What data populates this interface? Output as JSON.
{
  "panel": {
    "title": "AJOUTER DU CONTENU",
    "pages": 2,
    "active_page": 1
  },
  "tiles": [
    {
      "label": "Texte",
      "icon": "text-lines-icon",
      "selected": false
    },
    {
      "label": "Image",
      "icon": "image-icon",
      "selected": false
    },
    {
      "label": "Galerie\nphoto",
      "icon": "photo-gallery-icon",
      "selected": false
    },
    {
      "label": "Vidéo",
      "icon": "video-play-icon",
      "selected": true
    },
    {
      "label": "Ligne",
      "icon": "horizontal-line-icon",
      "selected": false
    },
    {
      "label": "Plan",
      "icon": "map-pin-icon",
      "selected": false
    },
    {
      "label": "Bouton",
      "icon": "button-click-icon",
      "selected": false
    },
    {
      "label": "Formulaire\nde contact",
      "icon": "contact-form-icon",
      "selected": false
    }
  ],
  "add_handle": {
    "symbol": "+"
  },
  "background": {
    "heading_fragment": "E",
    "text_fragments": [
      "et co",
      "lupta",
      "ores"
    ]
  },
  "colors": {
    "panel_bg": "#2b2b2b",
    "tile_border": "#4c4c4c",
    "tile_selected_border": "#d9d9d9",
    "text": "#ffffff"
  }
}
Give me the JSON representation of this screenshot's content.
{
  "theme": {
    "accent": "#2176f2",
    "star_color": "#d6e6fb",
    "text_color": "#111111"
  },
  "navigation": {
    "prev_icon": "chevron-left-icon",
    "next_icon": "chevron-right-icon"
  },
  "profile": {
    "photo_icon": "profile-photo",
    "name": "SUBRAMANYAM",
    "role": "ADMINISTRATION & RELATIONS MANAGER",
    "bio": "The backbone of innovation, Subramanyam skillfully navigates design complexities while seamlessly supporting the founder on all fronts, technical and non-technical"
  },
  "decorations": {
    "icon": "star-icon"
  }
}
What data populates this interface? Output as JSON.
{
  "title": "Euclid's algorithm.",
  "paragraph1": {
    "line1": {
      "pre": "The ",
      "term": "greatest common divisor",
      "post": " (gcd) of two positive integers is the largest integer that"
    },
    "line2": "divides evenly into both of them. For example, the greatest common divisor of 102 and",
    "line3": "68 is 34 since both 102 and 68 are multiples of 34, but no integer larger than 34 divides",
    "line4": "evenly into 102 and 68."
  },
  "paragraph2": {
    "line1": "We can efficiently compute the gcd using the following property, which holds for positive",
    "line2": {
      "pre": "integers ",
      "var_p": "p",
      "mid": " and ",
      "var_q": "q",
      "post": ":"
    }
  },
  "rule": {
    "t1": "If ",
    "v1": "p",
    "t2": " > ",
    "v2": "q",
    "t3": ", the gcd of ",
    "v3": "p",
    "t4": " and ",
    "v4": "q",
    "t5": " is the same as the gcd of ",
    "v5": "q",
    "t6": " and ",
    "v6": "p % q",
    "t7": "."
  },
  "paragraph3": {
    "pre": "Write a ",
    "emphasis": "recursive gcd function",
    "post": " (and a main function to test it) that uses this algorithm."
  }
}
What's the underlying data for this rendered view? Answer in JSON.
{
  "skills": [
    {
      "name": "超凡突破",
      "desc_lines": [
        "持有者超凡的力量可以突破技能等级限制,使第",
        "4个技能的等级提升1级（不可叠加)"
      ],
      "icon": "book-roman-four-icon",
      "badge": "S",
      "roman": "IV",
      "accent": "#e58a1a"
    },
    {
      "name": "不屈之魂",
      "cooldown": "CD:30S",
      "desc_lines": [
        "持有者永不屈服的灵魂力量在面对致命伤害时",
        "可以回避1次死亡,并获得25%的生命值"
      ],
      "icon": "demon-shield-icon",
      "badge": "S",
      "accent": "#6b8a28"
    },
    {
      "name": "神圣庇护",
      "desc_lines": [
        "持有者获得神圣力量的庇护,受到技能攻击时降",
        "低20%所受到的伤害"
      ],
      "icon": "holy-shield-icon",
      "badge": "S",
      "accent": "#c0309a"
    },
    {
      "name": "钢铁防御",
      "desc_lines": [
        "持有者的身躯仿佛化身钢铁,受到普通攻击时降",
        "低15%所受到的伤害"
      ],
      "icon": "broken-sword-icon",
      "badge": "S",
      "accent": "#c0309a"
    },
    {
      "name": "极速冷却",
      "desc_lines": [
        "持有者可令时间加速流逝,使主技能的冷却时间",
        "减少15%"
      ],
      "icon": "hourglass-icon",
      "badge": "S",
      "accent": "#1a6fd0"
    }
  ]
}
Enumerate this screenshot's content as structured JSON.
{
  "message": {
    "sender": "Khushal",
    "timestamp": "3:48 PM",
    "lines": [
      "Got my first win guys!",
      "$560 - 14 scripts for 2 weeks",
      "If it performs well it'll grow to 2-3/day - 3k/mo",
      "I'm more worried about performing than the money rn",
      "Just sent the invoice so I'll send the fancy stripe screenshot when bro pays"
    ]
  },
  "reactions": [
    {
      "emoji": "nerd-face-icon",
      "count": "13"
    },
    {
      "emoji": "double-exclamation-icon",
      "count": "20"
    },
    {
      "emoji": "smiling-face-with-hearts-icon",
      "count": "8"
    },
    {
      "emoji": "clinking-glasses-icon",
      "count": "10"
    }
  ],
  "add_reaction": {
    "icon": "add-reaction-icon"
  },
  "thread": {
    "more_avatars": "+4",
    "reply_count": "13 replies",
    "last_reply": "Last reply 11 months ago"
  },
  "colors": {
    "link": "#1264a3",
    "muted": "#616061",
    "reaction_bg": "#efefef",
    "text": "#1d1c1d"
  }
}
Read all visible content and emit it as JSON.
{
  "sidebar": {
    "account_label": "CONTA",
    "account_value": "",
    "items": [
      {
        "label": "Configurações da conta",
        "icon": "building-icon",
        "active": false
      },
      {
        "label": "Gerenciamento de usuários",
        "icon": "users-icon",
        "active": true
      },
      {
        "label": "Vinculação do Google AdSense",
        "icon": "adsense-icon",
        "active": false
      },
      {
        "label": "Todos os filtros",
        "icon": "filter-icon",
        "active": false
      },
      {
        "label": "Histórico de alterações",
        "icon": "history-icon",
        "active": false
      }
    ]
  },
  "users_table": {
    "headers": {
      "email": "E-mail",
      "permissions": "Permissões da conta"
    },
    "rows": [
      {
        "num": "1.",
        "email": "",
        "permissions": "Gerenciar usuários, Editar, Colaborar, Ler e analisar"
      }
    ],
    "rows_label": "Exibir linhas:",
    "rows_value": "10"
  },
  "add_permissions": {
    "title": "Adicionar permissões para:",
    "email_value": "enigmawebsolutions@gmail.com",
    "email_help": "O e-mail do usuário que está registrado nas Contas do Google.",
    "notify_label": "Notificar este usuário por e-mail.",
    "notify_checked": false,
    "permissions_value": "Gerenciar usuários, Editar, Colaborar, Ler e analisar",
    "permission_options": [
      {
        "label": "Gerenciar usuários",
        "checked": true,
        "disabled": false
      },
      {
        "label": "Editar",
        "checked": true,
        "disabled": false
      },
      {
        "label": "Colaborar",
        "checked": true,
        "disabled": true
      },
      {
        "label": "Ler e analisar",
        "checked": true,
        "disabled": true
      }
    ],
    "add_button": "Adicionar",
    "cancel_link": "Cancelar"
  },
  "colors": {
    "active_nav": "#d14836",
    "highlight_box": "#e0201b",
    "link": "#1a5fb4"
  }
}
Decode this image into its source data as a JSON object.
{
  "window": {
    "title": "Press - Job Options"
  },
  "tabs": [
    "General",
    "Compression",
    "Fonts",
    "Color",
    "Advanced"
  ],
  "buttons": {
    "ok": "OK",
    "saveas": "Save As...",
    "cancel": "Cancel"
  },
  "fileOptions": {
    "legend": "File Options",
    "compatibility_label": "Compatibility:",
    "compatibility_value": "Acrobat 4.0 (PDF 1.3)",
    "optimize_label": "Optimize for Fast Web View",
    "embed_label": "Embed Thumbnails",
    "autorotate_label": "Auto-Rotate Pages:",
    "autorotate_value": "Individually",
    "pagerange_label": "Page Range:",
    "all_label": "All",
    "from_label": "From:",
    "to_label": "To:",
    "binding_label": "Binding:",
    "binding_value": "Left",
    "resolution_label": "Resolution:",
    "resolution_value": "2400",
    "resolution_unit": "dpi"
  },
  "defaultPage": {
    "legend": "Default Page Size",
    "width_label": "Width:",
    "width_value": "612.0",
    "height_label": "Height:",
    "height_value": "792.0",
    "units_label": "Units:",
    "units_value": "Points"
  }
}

====================

Objective
Go over the data above and copy every line that has the word "emoji" in it.

Result of this task
      "emoji": "nerd-face-icon",
      "emoji": "double-exclamation-icon",
      "emoji": "smiling-face-with-hearts-icon",
      "emoji": "clinking-glasses-icon",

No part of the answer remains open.